▶ _Problem details_
Pull every "Display" line out of the data below.

— start of Given data —

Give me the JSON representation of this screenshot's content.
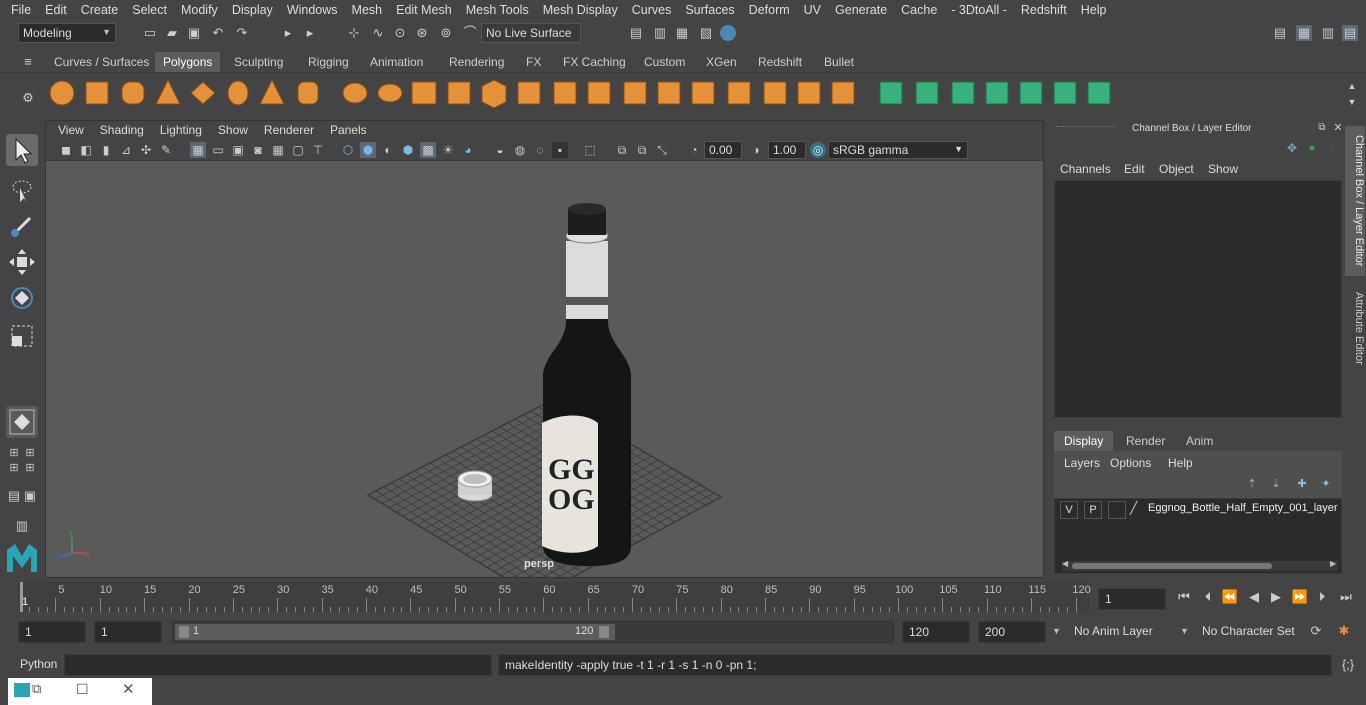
{
  "menubar": {
    "items": [
      "File",
      "Edit",
      "Create",
      "Select",
      "Modify",
      "Display",
      "Windows",
      "Mesh",
      "Edit Mesh",
      "Mesh Tools",
      "Mesh Display",
      "Curves",
      "Surfaces",
      "Deform",
      "UV",
      "Generate",
      "Cache",
      "- 3DtoAll -",
      "Redshift",
      "Help"
    ]
  },
  "status": {
    "mode": "Modeling",
    "live_surface": "No Live Surface"
  },
  "shelf": {
    "tabs": [
      "Curves / Surfaces",
      "Polygons",
      "Sculpting",
      "Rigging",
      "Animation",
      "Rendering",
      "FX",
      "FX Caching",
      "Custom",
      "XGen",
      "Redshift",
      "Bullet"
    ],
    "active_tab": "Polygons"
  },
  "viewport": {
    "menus": [
      "View",
      "Shading",
      "Lighting",
      "Show",
      "Renderer",
      "Panels"
    ],
    "exposure": "0.00",
    "gamma": "1.00",
    "color_space": "sRGB gamma",
    "camera_label": "persp",
    "label_text": "GG\nOG"
  },
  "channel_box": {
    "title": "Channel Box / Layer Editor",
    "menus": [
      "Channels",
      "Edit",
      "Object",
      "Show"
    ]
  },
  "layer_editor": {
    "tabs": [
      "Display",
      "Render",
      "Anim"
    ],
    "active_tab": "Display",
    "menus": [
      "Layers",
      "Options",
      "Help"
    ],
    "layer": {
      "v": "V",
      "p": "P",
      "name": "Eggnog_Bottle_Half_Empty_001_layer"
    }
  },
  "side_tabs": {
    "channel_box": "Channel Box / Layer Editor",
    "attribute_editor": "Attribute Editor"
  },
  "timeline": {
    "ticks": [
      5,
      10,
      15,
      20,
      25,
      30,
      35,
      40,
      45,
      50,
      55,
      60,
      65,
      70,
      75,
      80,
      85,
      90,
      95,
      100,
      105,
      110,
      115,
      120
    ],
    "start_marker": "1",
    "current_frame": "1"
  },
  "range": {
    "start": "1",
    "playback_start": "1",
    "slider_start": "1",
    "slider_end": "120",
    "playback_end": "120",
    "end": "200",
    "anim_layer": "No Anim Layer",
    "character_set": "No Character Set"
  },
  "cmdline": {
    "lang": "Python",
    "input": "",
    "output": "makeIdentity -apply true -t 1 -r 1 -s 1 -n 0 -pn 1;"
  },
  "colors": {
    "accent_blue": "#4a8ab5",
    "shelf_orange": "#e5913a",
    "shelf_green": "#38b27a"
  }
}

— end of Given data —

▶ _Output of the task_
      "Display",
      "Mesh Display",
      "Display",
    "active_tab": "Display",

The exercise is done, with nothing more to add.